# [Material provided]
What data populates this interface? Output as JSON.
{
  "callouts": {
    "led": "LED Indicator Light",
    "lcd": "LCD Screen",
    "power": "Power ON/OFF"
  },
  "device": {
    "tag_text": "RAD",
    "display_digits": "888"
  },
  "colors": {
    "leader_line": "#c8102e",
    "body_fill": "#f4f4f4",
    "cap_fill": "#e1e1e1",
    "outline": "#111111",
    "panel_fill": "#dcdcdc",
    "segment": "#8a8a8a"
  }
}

# [Job]
Output each entry precisely as given.

# [Solution for this problem]
What data populates this interface? Output as JSON.
{
  "callouts": {
    "led": "LED Indicator Light",
    "lcd": "LCD Screen",
    "power": "Power ON/OFF"
  },
  "device": {
    "tag_text": "RAD",
    "display_digits": "888"
  },
  "colors": {
    "leader_line": "#c8102e",
    "body_fill": "#f4f4f4",
    "cap_fill": "#e1e1e1",
    "outline": "#111111",
    "panel_fill": "#dcdcdc",
    "segment": "#8a8a8a"
  }
}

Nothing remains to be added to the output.